Exercise text:

########

Key factors that influence postpartum weight retention:

  • Gestational weight gain above the IOM range — the single strongest predictor of higher retention
  • Breastfeeding — exclusive breastfeeding for at least 6 months is associated with faster return to pre-pregnancy weight, though effects vary widely
  • Sleep deprivation — postpartum sleep disruption elevates cortisol and ghrelin, increasing appetite and reducing motivation for physical activity
  • Return to physical activity — gradual resumption of activity from 6–8 weeks postpartum accelerates weight return

Weight retained at 12 months postpartum tends to persist. Women who are substantially heavier one year after delivery than before pregnancy have a 3–4 times higher risk of obesity-related complications in a subsequent pregnancy.

Frequently asked questions

Should I calculate BMI during pregnancy or before?

########

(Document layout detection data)

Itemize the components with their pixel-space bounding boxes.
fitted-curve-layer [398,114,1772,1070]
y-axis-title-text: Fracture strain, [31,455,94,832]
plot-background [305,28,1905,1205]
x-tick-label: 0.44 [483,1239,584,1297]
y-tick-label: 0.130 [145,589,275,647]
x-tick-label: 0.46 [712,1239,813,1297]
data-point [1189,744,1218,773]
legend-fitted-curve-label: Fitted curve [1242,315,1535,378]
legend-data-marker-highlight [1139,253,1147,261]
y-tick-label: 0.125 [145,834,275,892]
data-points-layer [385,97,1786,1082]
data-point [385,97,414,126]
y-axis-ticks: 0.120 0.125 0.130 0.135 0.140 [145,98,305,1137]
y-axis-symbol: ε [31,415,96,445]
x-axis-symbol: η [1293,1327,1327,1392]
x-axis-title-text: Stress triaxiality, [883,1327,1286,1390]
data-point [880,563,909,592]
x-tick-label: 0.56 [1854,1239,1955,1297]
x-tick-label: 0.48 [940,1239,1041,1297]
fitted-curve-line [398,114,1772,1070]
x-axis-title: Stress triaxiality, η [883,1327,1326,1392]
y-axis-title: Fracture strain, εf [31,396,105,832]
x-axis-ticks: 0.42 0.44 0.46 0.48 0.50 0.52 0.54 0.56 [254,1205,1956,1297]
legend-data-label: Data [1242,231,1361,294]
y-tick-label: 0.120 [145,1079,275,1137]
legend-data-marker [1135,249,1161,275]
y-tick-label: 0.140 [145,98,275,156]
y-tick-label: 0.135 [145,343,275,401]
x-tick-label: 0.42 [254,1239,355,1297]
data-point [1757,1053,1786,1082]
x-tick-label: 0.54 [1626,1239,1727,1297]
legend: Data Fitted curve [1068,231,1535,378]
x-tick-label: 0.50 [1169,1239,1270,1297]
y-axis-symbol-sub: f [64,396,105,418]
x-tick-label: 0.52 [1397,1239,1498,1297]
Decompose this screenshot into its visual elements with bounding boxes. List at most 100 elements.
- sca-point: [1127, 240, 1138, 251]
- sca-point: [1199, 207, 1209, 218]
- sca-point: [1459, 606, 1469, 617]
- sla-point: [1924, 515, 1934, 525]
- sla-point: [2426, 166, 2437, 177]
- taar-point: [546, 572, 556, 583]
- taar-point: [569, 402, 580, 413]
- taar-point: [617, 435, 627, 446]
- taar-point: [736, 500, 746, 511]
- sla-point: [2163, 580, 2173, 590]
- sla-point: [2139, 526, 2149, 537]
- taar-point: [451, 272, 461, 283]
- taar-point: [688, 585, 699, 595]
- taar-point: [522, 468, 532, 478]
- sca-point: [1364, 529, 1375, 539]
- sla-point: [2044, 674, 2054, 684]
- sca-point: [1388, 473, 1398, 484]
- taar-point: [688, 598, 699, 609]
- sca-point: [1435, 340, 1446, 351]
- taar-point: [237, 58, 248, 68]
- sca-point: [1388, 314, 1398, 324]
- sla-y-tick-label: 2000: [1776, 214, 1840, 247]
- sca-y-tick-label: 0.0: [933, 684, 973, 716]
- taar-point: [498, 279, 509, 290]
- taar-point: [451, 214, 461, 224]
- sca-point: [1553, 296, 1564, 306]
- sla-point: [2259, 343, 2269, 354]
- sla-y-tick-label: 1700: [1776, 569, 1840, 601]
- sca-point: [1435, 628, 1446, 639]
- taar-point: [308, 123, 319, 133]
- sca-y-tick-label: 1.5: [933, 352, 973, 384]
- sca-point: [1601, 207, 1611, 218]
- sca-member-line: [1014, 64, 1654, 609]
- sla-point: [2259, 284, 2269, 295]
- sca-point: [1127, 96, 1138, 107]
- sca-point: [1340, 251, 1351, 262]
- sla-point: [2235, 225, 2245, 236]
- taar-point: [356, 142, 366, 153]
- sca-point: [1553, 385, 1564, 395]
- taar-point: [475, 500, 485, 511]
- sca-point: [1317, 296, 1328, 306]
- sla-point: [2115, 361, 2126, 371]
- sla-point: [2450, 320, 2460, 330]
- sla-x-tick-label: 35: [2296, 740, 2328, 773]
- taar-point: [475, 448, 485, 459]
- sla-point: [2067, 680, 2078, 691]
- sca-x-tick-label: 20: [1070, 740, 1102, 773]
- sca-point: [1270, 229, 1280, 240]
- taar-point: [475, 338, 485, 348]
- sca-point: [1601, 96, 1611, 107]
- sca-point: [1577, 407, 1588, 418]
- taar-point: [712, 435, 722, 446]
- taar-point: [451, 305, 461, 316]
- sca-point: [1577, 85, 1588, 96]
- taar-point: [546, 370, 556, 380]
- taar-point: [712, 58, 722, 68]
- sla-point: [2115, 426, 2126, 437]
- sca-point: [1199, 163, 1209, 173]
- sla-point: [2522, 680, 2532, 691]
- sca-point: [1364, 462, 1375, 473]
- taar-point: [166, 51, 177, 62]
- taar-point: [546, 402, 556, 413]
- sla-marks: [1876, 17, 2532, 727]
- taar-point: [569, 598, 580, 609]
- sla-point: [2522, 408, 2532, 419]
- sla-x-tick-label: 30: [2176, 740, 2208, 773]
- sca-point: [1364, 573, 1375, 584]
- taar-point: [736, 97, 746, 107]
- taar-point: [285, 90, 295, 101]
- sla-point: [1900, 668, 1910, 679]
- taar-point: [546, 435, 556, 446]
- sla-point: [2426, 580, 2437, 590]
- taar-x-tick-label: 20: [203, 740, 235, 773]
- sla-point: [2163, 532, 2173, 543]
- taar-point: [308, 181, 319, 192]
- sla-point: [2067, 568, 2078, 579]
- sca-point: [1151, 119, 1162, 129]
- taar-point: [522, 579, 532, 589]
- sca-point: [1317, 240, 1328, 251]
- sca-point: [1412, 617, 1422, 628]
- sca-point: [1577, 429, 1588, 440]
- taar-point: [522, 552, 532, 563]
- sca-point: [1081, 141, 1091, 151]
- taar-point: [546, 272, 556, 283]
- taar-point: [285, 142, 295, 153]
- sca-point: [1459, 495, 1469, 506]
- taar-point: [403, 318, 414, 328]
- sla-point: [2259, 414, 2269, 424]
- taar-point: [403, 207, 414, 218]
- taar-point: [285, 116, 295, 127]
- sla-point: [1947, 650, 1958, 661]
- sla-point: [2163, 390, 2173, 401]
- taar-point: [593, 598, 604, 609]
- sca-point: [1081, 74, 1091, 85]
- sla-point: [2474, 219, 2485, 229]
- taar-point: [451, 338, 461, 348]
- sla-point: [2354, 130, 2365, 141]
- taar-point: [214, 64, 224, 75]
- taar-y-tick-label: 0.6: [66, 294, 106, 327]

########

Exercise: Please state what the text on postpartum weight retention names as the single strongest predictor of higher retention.

Response: Gestational weight gain above the IOM range.